Data entries
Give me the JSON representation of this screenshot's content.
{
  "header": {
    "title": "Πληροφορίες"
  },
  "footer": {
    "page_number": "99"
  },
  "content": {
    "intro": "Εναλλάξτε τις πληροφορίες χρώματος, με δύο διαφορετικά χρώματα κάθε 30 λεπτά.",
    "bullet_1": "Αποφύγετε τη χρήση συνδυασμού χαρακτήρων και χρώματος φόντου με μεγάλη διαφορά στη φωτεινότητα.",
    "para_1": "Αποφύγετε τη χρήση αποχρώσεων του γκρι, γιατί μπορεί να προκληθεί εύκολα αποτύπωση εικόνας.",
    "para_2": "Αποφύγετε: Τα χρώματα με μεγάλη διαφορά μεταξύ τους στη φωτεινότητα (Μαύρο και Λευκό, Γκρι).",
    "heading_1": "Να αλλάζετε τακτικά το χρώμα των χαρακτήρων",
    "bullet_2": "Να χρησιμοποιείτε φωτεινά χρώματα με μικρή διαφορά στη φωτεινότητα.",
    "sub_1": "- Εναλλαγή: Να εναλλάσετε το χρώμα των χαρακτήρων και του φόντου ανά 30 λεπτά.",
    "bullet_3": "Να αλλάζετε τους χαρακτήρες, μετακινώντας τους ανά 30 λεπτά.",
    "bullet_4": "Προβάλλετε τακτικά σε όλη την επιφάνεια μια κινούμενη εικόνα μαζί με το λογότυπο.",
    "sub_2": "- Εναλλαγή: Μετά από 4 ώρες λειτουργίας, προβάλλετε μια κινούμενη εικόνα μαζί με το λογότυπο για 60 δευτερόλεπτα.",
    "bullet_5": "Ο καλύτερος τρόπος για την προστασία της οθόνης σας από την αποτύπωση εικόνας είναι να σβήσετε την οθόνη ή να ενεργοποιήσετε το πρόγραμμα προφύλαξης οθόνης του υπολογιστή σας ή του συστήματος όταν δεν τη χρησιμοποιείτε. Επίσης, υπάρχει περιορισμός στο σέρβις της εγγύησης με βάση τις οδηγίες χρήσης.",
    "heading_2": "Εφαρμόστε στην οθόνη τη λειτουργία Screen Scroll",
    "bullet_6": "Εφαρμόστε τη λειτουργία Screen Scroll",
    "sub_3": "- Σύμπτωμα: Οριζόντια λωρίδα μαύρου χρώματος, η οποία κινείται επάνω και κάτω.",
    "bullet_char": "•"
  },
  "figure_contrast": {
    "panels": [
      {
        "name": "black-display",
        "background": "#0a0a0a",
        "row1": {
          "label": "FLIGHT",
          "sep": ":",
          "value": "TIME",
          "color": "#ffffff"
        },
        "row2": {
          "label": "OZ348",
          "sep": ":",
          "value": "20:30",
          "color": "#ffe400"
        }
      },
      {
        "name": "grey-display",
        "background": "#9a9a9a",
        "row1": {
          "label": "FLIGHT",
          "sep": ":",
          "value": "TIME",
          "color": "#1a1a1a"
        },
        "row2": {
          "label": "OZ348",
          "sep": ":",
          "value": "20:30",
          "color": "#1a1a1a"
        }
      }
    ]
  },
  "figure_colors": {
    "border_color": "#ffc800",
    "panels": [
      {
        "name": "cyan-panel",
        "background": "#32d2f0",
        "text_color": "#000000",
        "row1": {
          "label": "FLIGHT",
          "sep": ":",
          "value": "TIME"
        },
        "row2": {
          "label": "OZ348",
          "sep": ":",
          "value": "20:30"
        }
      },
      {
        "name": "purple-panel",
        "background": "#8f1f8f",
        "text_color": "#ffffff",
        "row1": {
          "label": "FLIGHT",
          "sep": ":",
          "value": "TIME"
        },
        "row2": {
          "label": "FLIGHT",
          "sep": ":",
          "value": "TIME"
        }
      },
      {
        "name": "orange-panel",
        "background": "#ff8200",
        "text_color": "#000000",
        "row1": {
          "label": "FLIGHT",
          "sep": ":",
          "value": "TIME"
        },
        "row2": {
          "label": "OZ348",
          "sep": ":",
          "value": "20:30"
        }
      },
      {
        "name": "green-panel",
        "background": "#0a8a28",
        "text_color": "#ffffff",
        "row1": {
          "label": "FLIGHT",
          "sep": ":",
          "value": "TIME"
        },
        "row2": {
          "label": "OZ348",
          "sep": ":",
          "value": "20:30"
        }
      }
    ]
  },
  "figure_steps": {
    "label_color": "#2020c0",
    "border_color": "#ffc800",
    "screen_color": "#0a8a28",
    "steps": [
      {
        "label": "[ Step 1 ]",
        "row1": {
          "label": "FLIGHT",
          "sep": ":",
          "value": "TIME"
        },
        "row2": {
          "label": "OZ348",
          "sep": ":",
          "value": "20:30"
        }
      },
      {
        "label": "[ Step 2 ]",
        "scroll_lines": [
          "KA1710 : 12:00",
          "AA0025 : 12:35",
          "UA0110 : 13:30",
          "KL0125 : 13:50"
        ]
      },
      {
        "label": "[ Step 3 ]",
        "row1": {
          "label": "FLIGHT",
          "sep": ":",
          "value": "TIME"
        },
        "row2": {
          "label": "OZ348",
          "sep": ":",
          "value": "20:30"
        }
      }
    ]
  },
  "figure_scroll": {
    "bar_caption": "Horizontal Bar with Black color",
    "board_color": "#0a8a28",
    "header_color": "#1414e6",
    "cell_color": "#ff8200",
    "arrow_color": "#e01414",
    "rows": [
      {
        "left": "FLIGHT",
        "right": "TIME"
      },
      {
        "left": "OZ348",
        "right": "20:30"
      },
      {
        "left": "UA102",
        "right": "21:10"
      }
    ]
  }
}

...

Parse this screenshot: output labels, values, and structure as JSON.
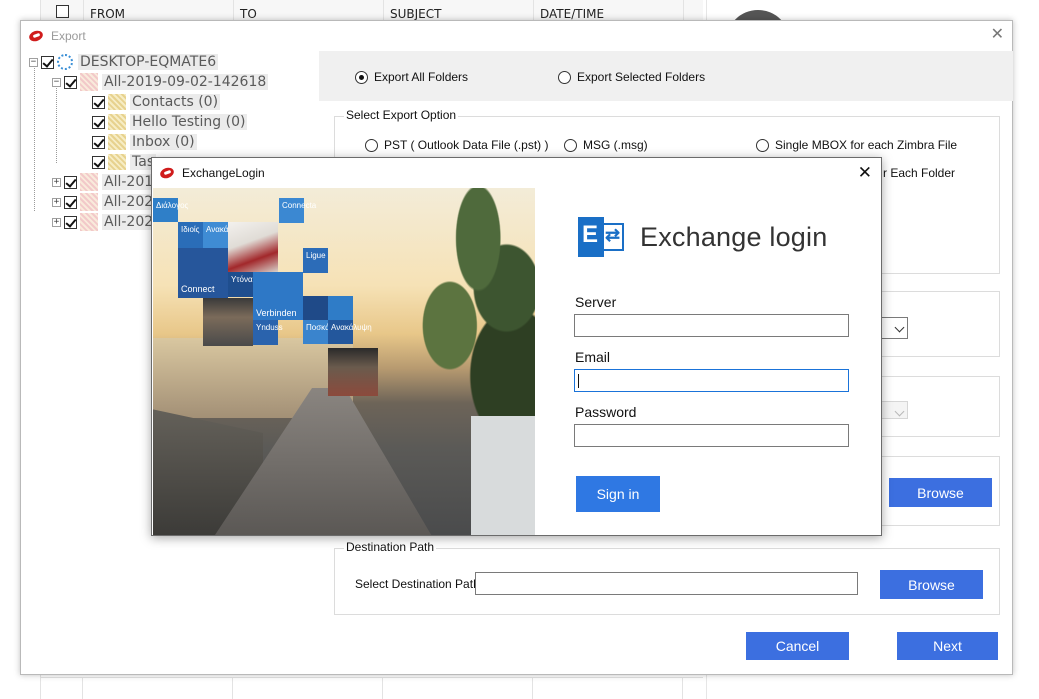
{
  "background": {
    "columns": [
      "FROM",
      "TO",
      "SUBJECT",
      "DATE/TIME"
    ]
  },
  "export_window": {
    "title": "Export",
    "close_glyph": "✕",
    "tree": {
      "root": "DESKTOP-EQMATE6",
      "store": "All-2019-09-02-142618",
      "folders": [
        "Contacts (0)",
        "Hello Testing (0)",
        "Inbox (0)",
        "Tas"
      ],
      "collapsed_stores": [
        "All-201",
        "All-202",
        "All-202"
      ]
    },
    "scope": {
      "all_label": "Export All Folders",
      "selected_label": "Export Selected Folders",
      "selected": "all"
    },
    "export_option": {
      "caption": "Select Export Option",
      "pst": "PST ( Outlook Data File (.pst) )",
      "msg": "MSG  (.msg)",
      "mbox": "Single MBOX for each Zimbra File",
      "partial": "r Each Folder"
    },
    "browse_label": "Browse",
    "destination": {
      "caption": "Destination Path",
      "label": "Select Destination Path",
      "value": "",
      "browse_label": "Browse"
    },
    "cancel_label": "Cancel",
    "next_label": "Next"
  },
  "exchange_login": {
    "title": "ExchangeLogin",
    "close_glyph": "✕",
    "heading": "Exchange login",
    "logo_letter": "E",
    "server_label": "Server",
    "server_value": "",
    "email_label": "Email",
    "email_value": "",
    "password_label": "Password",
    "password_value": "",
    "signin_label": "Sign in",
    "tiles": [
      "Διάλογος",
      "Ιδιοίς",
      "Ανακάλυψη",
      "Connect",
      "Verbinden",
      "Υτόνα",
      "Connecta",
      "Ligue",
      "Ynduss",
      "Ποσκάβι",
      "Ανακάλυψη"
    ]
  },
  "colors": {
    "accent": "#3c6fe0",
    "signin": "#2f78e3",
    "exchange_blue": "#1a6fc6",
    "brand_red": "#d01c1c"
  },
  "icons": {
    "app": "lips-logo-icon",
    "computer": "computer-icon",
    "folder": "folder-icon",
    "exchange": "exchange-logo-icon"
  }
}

---

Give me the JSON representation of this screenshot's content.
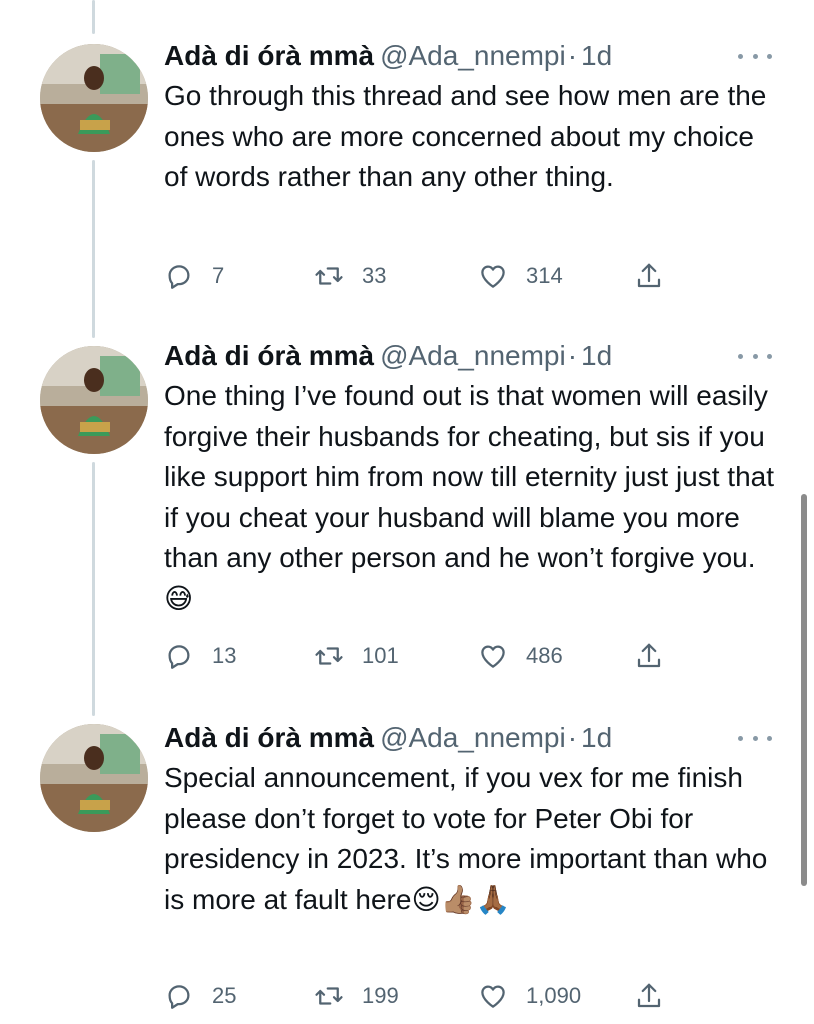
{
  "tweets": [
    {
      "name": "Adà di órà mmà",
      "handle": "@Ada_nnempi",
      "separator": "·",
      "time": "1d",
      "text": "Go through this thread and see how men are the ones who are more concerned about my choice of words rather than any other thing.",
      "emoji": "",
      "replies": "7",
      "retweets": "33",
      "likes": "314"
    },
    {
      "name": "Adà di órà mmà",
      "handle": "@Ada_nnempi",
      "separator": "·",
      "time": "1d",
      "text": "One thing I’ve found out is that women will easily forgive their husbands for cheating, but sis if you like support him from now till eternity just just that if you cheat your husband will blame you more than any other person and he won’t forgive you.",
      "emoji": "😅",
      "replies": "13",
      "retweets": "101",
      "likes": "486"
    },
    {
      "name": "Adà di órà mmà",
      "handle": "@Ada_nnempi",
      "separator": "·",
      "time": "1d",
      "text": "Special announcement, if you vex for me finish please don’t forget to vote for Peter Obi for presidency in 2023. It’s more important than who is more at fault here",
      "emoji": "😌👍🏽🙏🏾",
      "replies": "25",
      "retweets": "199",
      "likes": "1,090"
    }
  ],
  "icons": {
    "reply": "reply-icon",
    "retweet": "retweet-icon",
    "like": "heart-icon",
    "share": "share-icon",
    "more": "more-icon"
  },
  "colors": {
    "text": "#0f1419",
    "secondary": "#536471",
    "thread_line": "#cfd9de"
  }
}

• **WRITTEN INSTRUCTION**: Every line of the records that includes the word "retweets" should be gathered.

• **RESULT**:
      "retweets": "33",
      "retweets": "101",
      "retweets": "199",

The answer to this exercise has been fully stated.